*PROBLEM STATEMENT*
Copy all entries without alteration and skip the pictures they hold.

(Extracted data entries)
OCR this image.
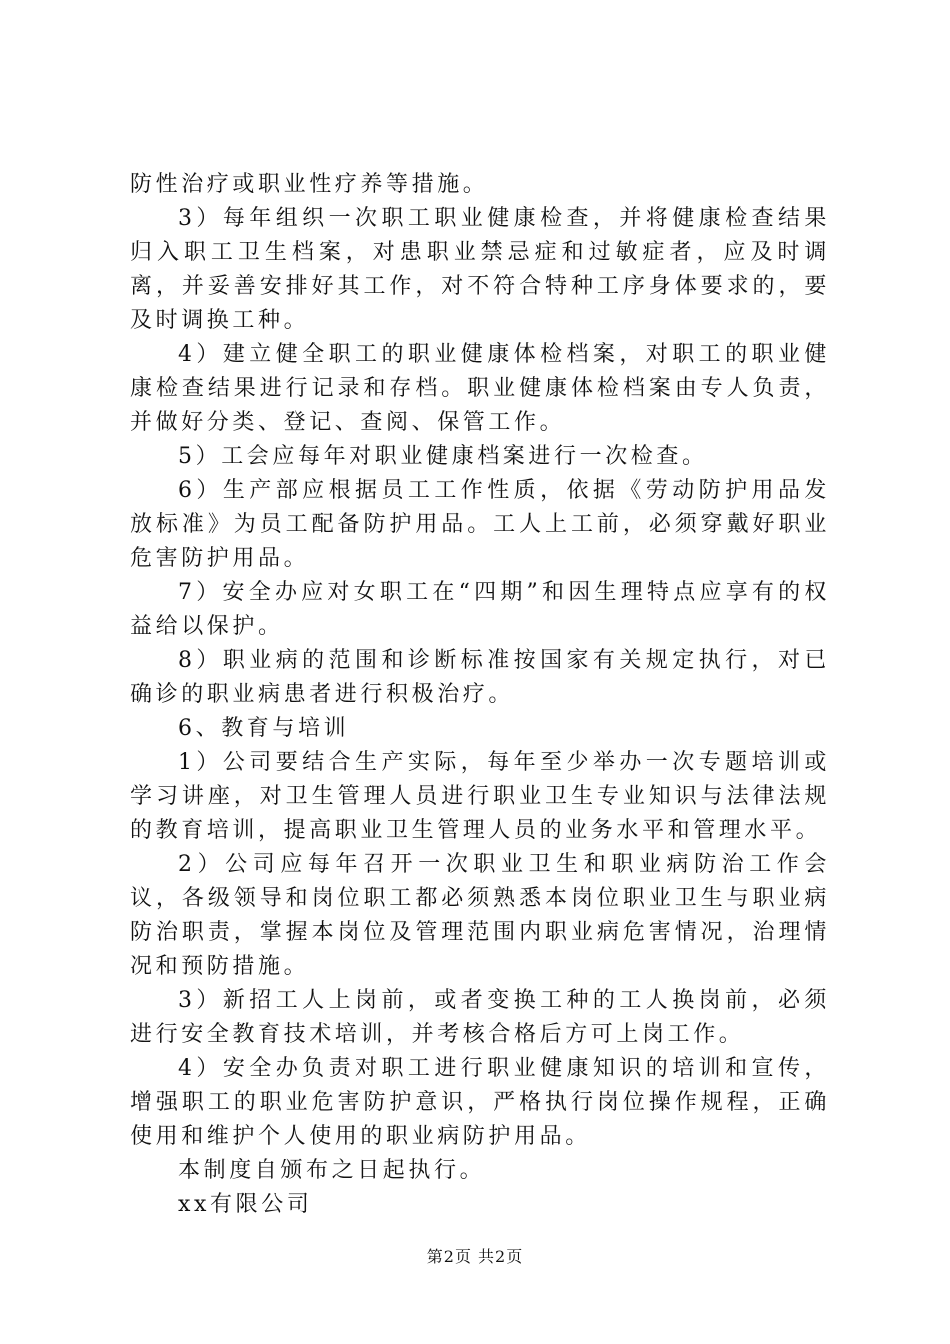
防性治疗或职业性疗养等措施。

3）每年组织一次职工职业健康检查，并将健康检查结果归入职工卫生档案，对患职业禁忌症和过敏症者，应及时调离，并妥善安排好其工作，对不符合特种工序身体要求的，要及时调换工种。

4）建立健全职工的职业健康体检档案，对职工的职业健康检查结果进行记录和存档。职业健康体检档案由专人负责，并做好分类、登记、查阅、保管工作。

5）工会应每年对职业健康档案进行一次检查。

6）生产部应根据员工工作性质，依据《劳动防护用品发放标准》为员工配备防护用品。工人上工前，必须穿戴好职业危害防护用品。

7）安全办应对女职工在“四期”和因生理特点应享有的权益给以保护。

8）职业病的范围和诊断标准按国家有关规定执行，对已确诊的职业病患者进行积极治疗。

6、教育与培训

1）公司要结合生产实际，每年至少举办一次专题培训或学习讲座，对卫生管理人员进行职业卫生专业知识与法律法规的教育培训，提高职业卫生管理人员的业务水平和管理水平。

2）公司应每年召开一次职业卫生和职业病防治工作会议，各级领导和岗位职工都必须熟悉本岗位职业卫生与职业病防治职责，掌握本岗位及管理范围内职业病危害情况，治理情况和预防措施。

3）新招工人上岗前，或者变换工种的工人换岗前，必须进行安全教育技术培训，并考核合格后方可上岗工作。

4）安全办负责对职工进行职业健康知识的培训和宣传，增强职工的职业危害防护意识，严格执行岗位操作规程，正确使用和维护个人使用的职业病防护用品。

本制度自颁布之日起执行。

xx有限公司

第2页 共2页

*COMPLETED EXERCISE*
OCR this image.
防性治疗或职业性疗养等措施。

3）每年组织一次职工职业健康检查，并将健康检查结果归入职工卫生档案，对患职业禁忌症和过敏症者，应及时调离，并妥善安排好其工作，对不符合特种工序身体要求的，要及时调换工种。

4）建立健全职工的职业健康体检档案，对职工的职业健康检查结果进行记录和存档。职业健康体检档案由专人负责，并做好分类、登记、查阅、保管工作。

5）工会应每年对职业健康档案进行一次检查。

6）生产部应根据员工工作性质，依据《劳动防护用品发放标准》为员工配备防护用品。工人上工前，必须穿戴好职业危害防护用品。

7）安全办应对女职工在“四期”和因生理特点应享有的权益给以保护。

8）职业病的范围和诊断标准按国家有关规定执行，对已确诊的职业病患者进行积极治疗。

6、教育与培训

1）公司要结合生产实际，每年至少举办一次专题培训或学习讲座，对卫生管理人员进行职业卫生专业知识与法律法规的教育培训，提高职业卫生管理人员的业务水平和管理水平。

2）公司应每年召开一次职业卫生和职业病防治工作会议，各级领导和岗位职工都必须熟悉本岗位职业卫生与职业病防治职责，掌握本岗位及管理范围内职业病危害情况，治理情况和预防措施。

3）新招工人上岗前，或者变换工种的工人换岗前，必须进行安全教育技术培训，并考核合格后方可上岗工作。

4）安全办负责对职工进行职业健康知识的培训和宣传，增强职工的职业危害防护意识，严格执行岗位操作规程，正确使用和维护个人使用的职业病防护用品。

本制度自颁布之日起执行。

xx有限公司

第2页 共2页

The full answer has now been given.